-- START OF Supplied records --

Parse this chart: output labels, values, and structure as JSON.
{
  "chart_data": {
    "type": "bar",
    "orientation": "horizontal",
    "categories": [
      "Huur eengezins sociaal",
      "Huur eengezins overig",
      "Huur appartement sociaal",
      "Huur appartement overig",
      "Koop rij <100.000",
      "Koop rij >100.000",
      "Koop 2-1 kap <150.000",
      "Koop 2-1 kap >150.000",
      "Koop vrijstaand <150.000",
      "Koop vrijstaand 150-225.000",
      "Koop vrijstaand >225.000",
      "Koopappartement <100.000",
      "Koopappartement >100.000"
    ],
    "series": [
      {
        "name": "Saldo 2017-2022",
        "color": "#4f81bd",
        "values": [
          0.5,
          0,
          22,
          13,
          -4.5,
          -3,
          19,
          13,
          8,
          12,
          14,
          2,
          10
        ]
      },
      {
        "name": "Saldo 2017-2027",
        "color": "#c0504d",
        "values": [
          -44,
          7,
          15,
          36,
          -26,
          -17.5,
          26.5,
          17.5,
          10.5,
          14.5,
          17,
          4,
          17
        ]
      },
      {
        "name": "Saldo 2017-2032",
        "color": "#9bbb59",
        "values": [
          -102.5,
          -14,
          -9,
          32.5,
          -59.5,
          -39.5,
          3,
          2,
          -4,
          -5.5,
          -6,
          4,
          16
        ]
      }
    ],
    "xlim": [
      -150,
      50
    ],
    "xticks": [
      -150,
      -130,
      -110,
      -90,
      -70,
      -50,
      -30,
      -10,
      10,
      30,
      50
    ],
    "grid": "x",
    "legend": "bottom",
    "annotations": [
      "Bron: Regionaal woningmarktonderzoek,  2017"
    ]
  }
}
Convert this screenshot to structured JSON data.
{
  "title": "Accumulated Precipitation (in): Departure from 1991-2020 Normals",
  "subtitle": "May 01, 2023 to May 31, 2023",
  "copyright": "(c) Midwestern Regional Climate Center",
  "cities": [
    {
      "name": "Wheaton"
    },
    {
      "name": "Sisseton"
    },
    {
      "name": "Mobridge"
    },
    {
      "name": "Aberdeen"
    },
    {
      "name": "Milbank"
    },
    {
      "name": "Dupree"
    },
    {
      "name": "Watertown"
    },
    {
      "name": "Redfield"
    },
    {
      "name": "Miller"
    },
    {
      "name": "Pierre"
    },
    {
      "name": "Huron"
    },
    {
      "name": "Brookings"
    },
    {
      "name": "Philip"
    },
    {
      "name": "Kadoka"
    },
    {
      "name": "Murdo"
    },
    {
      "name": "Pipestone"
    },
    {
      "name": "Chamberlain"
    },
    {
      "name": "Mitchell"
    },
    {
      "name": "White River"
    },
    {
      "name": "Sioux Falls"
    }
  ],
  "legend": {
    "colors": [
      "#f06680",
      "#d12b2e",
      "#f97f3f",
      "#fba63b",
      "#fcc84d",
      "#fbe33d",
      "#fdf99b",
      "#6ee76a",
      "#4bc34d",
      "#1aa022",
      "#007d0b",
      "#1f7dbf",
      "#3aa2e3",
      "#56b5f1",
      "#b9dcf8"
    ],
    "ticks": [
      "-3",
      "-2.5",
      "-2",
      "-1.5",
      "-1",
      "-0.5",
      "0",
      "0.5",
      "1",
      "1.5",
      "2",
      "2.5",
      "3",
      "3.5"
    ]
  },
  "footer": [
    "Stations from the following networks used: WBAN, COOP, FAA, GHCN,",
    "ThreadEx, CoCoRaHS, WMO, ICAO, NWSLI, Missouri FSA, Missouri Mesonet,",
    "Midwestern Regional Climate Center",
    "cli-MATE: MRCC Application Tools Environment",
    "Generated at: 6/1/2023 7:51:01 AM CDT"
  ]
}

-- END OF Supplied records --

The request » Quote each line above in full, word for word.

Task result »
Parse this chart: output labels, values, and structure as JSON.
{
  "chart_data": {
    "type": "bar",
    "orientation": "horizontal",
    "categories": [
      "Huur eengezins sociaal",
      "Huur eengezins overig",
      "Huur appartement sociaal",
      "Huur appartement overig",
      "Koop rij <100.000",
      "Koop rij >100.000",
      "Koop 2-1 kap <150.000",
      "Koop 2-1 kap >150.000",
      "Koop vrijstaand <150.000",
      "Koop vrijstaand 150-225.000",
      "Koop vrijstaand >225.000",
      "Koopappartement <100.000",
      "Koopappartement >100.000"
    ],
    "series": [
      {
        "name": "Saldo 2017-2022",
        "color": "#4f81bd",
        "values": [
          0.5,
          0,
          22,
          13,
          -4.5,
          -3,
          19,
          13,
          8,
          12,
          14,
          2,
          10
        ]
      },
      {
        "name": "Saldo 2017-2027",
        "color": "#c0504d",
        "values": [
          -44,
          7,
          15,
          36,
          -26,
          -17.5,
          26.5,
          17.5,
          10.5,
          14.5,
          17,
          4,
          17
        ]
      },
      {
        "name": "Saldo 2017-2032",
        "color": "#9bbb59",
        "values": [
          -102.5,
          -14,
          -9,
          32.5,
          -59.5,
          -39.5,
          3,
          2,
          -4,
          -5.5,
          -6,
          4,
          16
        ]
      }
    ],
    "xlim": [
      -150,
      50
    ],
    "xticks": [
      -150,
      -130,
      -110,
      -90,
      -70,
      -50,
      -30,
      -10,
      10,
      30,
      50
    ],
    "grid": "x",
    "legend": "bottom",
    "annotations": [
      "Bron: Regionaal woningmarktonderzoek,  2017"
    ]
  }
}
Convert this screenshot to structured JSON data.
{
  "title": "Accumulated Precipitation (in): Departure from 1991-2020 Normals",
  "subtitle": "May 01, 2023 to May 31, 2023",
  "copyright": "(c) Midwestern Regional Climate Center",
  "cities": [
    {
      "name": "Wheaton"
    },
    {
      "name": "Sisseton"
    },
    {
      "name": "Mobridge"
    },
    {
      "name": "Aberdeen"
    },
    {
      "name": "Milbank"
    },
    {
      "name": "Dupree"
    },
    {
      "name": "Watertown"
    },
    {
      "name": "Redfield"
    },
    {
      "name": "Miller"
    },
    {
      "name": "Pierre"
    },
    {
      "name": "Huron"
    },
    {
      "name": "Brookings"
    },
    {
      "name": "Philip"
    },
    {
      "name": "Kadoka"
    },
    {
      "name": "Murdo"
    },
    {
      "name": "Pipestone"
    },
    {
      "name": "Chamberlain"
    },
    {
      "name": "Mitchell"
    },
    {
      "name": "White River"
    },
    {
      "name": "Sioux Falls"
    }
  ],
  "legend": {
    "colors": [
      "#f06680",
      "#d12b2e",
      "#f97f3f",
      "#fba63b",
      "#fcc84d",
      "#fbe33d",
      "#fdf99b",
      "#6ee76a",
      "#4bc34d",
      "#1aa022",
      "#007d0b",
      "#1f7dbf",
      "#3aa2e3",
      "#56b5f1",
      "#b9dcf8"
    ],
    "ticks": [
      "-3",
      "-2.5",
      "-2",
      "-1.5",
      "-1",
      "-0.5",
      "0",
      "0.5",
      "1",
      "1.5",
      "2",
      "2.5",
      "3",
      "3.5"
    ]
  },
  "footer": [
    "Stations from the following networks used: WBAN, COOP, FAA, GHCN,",
    "ThreadEx, CoCoRaHS, WMO, ICAO, NWSLI, Missouri FSA, Missouri Mesonet,",
    "Midwestern Regional Climate Center",
    "cli-MATE: MRCC Application Tools Environment",
    "Generated at: 6/1/2023 7:51:01 AM CDT"
  ]
}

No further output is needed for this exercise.